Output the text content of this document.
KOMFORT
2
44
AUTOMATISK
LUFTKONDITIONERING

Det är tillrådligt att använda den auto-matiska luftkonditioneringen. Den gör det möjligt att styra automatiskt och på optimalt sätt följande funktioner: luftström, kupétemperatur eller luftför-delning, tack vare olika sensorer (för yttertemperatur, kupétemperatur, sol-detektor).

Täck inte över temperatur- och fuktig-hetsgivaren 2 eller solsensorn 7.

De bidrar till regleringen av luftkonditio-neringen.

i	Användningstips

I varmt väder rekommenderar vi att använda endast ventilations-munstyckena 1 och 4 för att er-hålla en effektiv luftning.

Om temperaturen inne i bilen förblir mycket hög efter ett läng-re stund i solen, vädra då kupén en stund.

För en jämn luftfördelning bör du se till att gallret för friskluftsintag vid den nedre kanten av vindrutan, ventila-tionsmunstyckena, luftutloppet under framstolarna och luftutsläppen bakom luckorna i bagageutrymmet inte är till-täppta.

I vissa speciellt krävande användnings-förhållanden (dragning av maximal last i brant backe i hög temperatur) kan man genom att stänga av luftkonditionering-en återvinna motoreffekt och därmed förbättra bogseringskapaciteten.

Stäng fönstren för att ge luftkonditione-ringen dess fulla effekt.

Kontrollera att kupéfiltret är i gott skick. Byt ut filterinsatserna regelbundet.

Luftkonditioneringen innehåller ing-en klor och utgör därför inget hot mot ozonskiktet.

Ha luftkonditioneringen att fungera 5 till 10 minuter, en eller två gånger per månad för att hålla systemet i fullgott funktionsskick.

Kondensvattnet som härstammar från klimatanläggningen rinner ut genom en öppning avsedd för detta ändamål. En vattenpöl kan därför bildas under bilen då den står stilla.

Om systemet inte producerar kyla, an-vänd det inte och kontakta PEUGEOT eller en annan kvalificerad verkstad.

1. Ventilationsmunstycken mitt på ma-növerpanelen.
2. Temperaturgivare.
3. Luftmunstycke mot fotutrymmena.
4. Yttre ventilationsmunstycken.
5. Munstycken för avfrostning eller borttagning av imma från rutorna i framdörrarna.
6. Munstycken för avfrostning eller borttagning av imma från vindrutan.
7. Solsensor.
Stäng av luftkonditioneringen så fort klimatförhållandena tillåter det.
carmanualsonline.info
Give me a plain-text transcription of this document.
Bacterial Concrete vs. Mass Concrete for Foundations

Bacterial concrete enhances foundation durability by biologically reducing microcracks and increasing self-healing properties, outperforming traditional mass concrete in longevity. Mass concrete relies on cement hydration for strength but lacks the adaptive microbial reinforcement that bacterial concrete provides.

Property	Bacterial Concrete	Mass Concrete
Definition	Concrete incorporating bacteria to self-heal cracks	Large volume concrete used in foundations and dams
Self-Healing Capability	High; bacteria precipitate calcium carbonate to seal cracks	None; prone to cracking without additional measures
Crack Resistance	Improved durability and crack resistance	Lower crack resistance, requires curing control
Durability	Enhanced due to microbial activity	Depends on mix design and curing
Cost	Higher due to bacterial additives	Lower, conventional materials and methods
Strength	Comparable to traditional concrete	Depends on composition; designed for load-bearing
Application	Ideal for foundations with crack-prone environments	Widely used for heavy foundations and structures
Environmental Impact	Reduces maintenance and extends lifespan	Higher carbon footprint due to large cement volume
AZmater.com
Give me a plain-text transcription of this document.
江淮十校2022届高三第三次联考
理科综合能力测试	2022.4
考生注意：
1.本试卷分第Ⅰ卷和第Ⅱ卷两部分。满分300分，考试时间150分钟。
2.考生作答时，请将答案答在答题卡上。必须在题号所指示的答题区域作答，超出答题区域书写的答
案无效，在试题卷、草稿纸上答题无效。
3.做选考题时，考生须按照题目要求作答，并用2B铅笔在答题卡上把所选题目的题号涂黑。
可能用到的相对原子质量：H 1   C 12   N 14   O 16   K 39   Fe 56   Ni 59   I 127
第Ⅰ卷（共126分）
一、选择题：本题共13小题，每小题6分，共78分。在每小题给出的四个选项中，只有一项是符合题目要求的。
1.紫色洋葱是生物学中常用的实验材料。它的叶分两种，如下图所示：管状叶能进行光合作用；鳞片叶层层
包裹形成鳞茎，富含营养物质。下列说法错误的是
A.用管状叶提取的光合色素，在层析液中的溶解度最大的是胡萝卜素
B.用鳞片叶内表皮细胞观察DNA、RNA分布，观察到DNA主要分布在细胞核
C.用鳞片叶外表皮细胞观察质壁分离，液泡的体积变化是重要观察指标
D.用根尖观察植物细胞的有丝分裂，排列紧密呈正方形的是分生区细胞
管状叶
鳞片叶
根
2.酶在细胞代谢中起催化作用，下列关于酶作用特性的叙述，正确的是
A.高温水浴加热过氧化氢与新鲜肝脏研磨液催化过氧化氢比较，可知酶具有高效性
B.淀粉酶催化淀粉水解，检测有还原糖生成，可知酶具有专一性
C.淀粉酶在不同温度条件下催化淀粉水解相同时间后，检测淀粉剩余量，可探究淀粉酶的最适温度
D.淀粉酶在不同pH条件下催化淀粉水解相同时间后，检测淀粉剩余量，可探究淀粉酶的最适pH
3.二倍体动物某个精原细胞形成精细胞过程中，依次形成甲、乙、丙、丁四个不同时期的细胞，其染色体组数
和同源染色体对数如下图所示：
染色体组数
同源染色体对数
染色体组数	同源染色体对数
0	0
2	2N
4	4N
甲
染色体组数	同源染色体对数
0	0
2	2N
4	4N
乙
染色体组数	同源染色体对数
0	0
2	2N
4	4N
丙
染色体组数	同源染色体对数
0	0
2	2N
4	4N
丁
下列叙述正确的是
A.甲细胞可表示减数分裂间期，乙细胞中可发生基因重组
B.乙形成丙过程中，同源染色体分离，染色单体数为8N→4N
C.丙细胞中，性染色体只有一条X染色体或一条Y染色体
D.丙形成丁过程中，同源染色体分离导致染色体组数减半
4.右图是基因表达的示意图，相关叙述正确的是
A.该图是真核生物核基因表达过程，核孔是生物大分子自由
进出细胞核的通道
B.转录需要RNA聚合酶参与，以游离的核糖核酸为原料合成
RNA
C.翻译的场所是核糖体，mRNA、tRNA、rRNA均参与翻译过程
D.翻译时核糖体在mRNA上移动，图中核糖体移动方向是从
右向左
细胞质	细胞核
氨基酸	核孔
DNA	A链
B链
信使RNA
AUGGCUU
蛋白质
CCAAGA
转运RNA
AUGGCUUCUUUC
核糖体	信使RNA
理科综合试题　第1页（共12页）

******************************

**Problem to solve:** Using the exact wording, repeat all the entries.

**Response to the exercise:**
Output the text content of this document.
KOMFORT
2
44
AUTOMATISK
LUFTKONDITIONERING

Det är tillrådligt att använda den auto-matiska luftkonditioneringen. Den gör det möjligt att styra automatiskt och på optimalt sätt följande funktioner: luftström, kupétemperatur eller luftför-delning, tack vare olika sensorer (för yttertemperatur, kupétemperatur, sol-detektor).

Täck inte över temperatur- och fuktig-hetsgivaren 2 eller solsensorn 7.

De bidrar till regleringen av luftkonditio-neringen.

i	Användningstips

I varmt väder rekommenderar vi att använda endast ventilations-munstyckena 1 och 4 för att er-hålla en effektiv luftning.

Om temperaturen inne i bilen förblir mycket hög efter ett läng-re stund i solen, vädra då kupén en stund.

För en jämn luftfördelning bör du se till att gallret för friskluftsintag vid den nedre kanten av vindrutan, ventila-tionsmunstyckena, luftutloppet under framstolarna och luftutsläppen bakom luckorna i bagageutrymmet inte är till-täppta.

I vissa speciellt krävande användnings-förhållanden (dragning av maximal last i brant backe i hög temperatur) kan man genom att stänga av luftkonditionering-en återvinna motoreffekt och därmed förbättra bogseringskapaciteten.

Stäng fönstren för att ge luftkonditione-ringen dess fulla effekt.

Kontrollera att kupéfiltret är i gott skick. Byt ut filterinsatserna regelbundet.

Luftkonditioneringen innehåller ing-en klor och utgör därför inget hot mot ozonskiktet.

Ha luftkonditioneringen att fungera 5 till 10 minuter, en eller två gånger per månad för att hålla systemet i fullgott funktionsskick.

Kondensvattnet som härstammar från klimatanläggningen rinner ut genom en öppning avsedd för detta ändamål. En vattenpöl kan därför bildas under bilen då den står stilla.

Om systemet inte producerar kyla, an-vänd det inte och kontakta PEUGEOT eller en annan kvalificerad verkstad.

1. Ventilationsmunstycken mitt på ma-növerpanelen.
2. Temperaturgivare.
3. Luftmunstycke mot fotutrymmena.
4. Yttre ventilationsmunstycken.
5. Munstycken för avfrostning eller borttagning av imma från rutorna i framdörrarna.
6. Munstycken för avfrostning eller borttagning av imma från vindrutan.
7. Solsensor.
Stäng av luftkonditioneringen så fort klimatförhållandena tillåter det.
carmanualsonline.info
Give me a plain-text transcription of this document.
Bacterial Concrete vs. Mass Concrete for Foundations

Bacterial concrete enhances foundation durability by biologically reducing microcracks and increasing self-healing properties, outperforming traditional mass concrete in longevity. Mass concrete relies on cement hydration for strength but lacks the adaptive microbial reinforcement that bacterial concrete provides.

Property	Bacterial Concrete	Mass Concrete
Definition	Concrete incorporating bacteria to self-heal cracks	Large volume concrete used in foundations and dams
Self-Healing Capability	High; bacteria precipitate calcium carbonate to seal cracks	None; prone to cracking without additional measures
Crack Resistance	Improved durability and crack resistance	Lower crack resistance, requires curing control
Durability	Enhanced due to microbial activity	Depends on mix design and curing
Cost	Higher due to bacterial additives	Lower, conventional materials and methods
Strength	Comparable to traditional concrete	Depends on composition; designed for load-bearing
Application	Ideal for foundations with crack-prone environments	Widely used for heavy foundations and structures
Environmental Impact	Reduces maintenance and extends lifespan	Higher carbon footprint due to large cement volume
AZmater.com
Give me a plain-text transcription of this document.
江淮十校2022届高三第三次联考
理科综合能力测试	2022.4
考生注意：
1.本试卷分第Ⅰ卷和第Ⅱ卷两部分。满分300分，考试时间150分钟。
2.考生作答时，请将答案答在答题卡上。必须在题号所指示的答题区域作答，超出答题区域书写的答
案无效，在试题卷、草稿纸上答题无效。
3.做选考题时，考生须按照题目要求作答，并用2B铅笔在答题卡上把所选题目的题号涂黑。
可能用到的相对原子质量：H 1   C 12   N 14   O 16   K 39   Fe 56   Ni 59   I 127
第Ⅰ卷（共126分）
一、选择题：本题共13小题，每小题6分，共78分。在每小题给出的四个选项中，只有一项是符合题目要求的。
1.紫色洋葱是生物学中常用的实验材料。它的叶分两种，如下图所示：管状叶能进行光合作用；鳞片叶层层
包裹形成鳞茎，富含营养物质。下列说法错误的是
A.用管状叶提取的光合色素，在层析液中的溶解度最大的是胡萝卜素
B.用鳞片叶内表皮细胞观察DNA、RNA分布，观察到DNA主要分布在细胞核
C.用鳞片叶外表皮细胞观察质壁分离，液泡的体积变化是重要观察指标
D.用根尖观察植物细胞的有丝分裂，排列紧密呈正方形的是分生区细胞
管状叶
鳞片叶
根
2.酶在细胞代谢中起催化作用，下列关于酶作用特性的叙述，正确的是
A.高温水浴加热过氧化氢与新鲜肝脏研磨液催化过氧化氢比较，可知酶具有高效性
B.淀粉酶催化淀粉水解，检测有还原糖生成，可知酶具有专一性
C.淀粉酶在不同温度条件下催化淀粉水解相同时间后，检测淀粉剩余量，可探究淀粉酶的最适温度
D.淀粉酶在不同pH条件下催化淀粉水解相同时间后，检测淀粉剩余量，可探究淀粉酶的最适pH
3.二倍体动物某个精原细胞形成精细胞过程中，依次形成甲、乙、丙、丁四个不同时期的细胞，其染色体组数
和同源染色体对数如下图所示：
染色体组数
同源染色体对数
染色体组数	同源染色体对数
0	0
2	2N
4	4N
甲
染色体组数	同源染色体对数
0	0
2	2N
4	4N
乙
染色体组数	同源染色体对数
0	0
2	2N
4	4N
丙
染色体组数	同源染色体对数
0	0
2	2N
4	4N
丁
下列叙述正确的是
A.甲细胞可表示减数分裂间期，乙细胞中可发生基因重组
B.乙形成丙过程中，同源染色体分离，染色单体数为8N→4N
C.丙细胞中，性染色体只有一条X染色体或一条Y染色体
D.丙形成丁过程中，同源染色体分离导致染色体组数减半
4.右图是基因表达的示意图，相关叙述正确的是
A.该图是真核生物核基因表达过程，核孔是生物大分子自由
进出细胞核的通道
B.转录需要RNA聚合酶参与，以游离的核糖核酸为原料合成
RNA
C.翻译的场所是核糖体，mRNA、tRNA、rRNA均参与翻译过程
D.翻译时核糖体在mRNA上移动，图中核糖体移动方向是从
右向左
细胞质	细胞核
氨基酸	核孔
DNA	A链
B链
信使RNA
AUGGCUU
蛋白质
CCAAGA
转运RNA
AUGGCUUCUUUC
核糖体	信使RNA
理科综合试题　第1页（共12页）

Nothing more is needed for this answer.